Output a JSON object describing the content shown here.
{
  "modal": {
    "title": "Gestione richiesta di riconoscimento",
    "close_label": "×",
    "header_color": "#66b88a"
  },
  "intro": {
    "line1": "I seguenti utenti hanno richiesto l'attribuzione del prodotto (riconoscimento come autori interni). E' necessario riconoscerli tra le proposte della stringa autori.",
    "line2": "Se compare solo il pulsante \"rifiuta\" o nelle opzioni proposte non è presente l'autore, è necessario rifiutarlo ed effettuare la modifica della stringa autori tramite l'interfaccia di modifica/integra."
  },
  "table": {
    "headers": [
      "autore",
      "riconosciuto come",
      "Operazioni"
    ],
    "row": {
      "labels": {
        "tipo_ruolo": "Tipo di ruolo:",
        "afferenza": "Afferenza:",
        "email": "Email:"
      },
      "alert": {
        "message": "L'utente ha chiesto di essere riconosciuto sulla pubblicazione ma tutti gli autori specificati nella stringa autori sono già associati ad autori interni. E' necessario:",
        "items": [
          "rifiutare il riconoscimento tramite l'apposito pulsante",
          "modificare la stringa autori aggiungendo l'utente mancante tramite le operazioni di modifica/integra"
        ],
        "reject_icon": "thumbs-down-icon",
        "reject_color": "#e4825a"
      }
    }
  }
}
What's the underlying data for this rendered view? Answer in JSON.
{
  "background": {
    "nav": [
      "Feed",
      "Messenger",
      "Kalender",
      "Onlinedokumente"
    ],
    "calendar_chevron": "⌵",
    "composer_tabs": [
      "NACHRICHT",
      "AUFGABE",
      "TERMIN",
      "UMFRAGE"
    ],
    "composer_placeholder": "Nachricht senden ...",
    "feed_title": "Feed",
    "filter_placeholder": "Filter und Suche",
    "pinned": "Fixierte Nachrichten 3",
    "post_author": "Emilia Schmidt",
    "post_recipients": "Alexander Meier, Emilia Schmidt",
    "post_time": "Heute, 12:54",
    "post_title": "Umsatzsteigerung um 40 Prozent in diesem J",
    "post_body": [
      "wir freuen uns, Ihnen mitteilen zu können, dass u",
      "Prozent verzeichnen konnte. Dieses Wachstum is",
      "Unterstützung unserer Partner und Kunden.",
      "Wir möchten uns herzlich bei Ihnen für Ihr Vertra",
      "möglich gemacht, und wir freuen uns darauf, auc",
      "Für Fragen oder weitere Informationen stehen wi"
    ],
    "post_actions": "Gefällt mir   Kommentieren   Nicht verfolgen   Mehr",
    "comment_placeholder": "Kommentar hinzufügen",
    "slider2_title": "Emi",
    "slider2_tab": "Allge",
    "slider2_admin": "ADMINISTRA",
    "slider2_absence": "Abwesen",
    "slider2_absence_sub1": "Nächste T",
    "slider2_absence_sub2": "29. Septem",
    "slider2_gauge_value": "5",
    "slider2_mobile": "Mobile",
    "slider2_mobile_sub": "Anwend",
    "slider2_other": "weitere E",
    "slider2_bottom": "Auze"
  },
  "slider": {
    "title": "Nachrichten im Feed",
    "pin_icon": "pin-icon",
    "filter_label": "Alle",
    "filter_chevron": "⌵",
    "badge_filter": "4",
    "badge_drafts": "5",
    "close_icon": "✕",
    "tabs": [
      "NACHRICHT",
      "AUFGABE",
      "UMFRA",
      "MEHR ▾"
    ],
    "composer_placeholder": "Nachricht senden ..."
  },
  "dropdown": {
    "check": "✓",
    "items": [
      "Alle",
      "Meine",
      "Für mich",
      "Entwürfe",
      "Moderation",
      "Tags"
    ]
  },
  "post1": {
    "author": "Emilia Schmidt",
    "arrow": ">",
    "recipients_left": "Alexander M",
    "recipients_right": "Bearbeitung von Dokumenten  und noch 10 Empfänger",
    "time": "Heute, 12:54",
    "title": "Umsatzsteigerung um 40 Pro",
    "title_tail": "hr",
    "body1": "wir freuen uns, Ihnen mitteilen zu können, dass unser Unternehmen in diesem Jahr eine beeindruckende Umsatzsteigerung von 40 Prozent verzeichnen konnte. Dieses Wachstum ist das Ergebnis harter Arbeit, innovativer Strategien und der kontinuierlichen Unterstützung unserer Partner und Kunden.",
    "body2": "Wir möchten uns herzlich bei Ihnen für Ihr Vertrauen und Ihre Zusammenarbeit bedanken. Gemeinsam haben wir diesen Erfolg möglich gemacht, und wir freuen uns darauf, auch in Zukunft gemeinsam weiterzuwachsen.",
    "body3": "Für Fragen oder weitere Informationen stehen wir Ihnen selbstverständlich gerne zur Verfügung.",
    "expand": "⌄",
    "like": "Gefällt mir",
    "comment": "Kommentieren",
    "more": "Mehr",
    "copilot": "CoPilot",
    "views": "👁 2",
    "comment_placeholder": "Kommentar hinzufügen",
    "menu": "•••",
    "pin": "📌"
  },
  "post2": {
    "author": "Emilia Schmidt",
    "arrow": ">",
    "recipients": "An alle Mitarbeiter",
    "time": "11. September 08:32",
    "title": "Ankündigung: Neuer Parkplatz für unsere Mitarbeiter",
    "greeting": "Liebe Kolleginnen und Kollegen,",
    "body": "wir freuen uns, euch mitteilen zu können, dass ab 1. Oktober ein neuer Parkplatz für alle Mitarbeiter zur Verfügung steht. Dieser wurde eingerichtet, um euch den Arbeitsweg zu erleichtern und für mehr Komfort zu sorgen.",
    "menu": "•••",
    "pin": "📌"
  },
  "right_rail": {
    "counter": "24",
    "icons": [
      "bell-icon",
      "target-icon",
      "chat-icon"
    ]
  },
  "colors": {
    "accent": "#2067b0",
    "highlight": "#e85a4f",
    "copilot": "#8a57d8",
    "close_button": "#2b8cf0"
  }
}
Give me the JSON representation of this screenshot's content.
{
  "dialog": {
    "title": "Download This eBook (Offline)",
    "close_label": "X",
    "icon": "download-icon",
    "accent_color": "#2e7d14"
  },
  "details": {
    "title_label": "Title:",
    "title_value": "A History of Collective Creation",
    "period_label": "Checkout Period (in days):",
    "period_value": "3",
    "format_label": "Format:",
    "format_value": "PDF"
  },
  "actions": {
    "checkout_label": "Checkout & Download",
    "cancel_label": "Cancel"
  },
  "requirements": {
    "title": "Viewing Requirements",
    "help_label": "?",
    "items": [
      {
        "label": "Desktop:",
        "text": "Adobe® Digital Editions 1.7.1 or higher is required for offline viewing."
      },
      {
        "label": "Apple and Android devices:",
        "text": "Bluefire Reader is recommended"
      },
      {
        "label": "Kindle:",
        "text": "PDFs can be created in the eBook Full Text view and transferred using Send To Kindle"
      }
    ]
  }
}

----------

* The task
Your task is to list each line of the records with the word "Kunden".

* Written reply
      "Unterstützung unserer Partner und Kunden.",
    "body1": "wir freuen uns, Ihnen mitteilen zu können, dass unser Unternehmen in diesem Jahr eine beeindruckende Umsatzsteigerung von 40 Prozent verzeichnen konnte. Dieses Wachstum ist das Ergebnis harter Arbeit, innovativer Strategien und der kontinuierlichen Unterstützung unserer Partner und Kunden.",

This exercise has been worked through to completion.